[What needs to be done] Transcribe every line of the listing below without any deviation.

[Data excerpts]
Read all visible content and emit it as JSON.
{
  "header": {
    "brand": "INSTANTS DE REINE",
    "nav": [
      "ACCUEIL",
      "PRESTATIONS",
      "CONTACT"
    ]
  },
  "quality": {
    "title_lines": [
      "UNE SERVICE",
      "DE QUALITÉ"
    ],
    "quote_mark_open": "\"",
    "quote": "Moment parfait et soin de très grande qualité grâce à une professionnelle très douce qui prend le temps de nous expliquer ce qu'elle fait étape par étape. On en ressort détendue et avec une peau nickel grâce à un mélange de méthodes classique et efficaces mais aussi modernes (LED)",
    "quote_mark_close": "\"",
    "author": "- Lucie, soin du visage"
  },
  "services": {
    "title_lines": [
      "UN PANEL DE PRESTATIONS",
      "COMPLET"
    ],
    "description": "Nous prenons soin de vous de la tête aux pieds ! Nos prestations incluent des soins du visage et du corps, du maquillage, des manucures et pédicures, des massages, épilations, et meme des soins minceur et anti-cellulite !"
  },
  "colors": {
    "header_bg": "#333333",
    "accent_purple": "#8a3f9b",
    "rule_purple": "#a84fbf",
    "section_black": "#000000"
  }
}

[Exercise result]
Read all visible content and emit it as JSON.
{
  "header": {
    "brand": "INSTANTS DE REINE",
    "nav": [
      "ACCUEIL",
      "PRESTATIONS",
      "CONTACT"
    ]
  },
  "quality": {
    "title_lines": [
      "UNE SERVICE",
      "DE QUALITÉ"
    ],
    "quote_mark_open": "\"",
    "quote": "Moment parfait et soin de très grande qualité grâce à une professionnelle très douce qui prend le temps de nous expliquer ce qu'elle fait étape par étape. On en ressort détendue et avec une peau nickel grâce à un mélange de méthodes classique et efficaces mais aussi modernes (LED)",
    "quote_mark_close": "\"",
    "author": "- Lucie, soin du visage"
  },
  "services": {
    "title_lines": [
      "UN PANEL DE PRESTATIONS",
      "COMPLET"
    ],
    "description": "Nous prenons soin de vous de la tête aux pieds ! Nos prestations incluent des soins du visage et du corps, du maquillage, des manucures et pédicures, des massages, épilations, et meme des soins minceur et anti-cellulite !"
  },
  "colors": {
    "header_bg": "#333333",
    "accent_purple": "#8a3f9b",
    "rule_purple": "#a84fbf",
    "section_black": "#000000"
  }
}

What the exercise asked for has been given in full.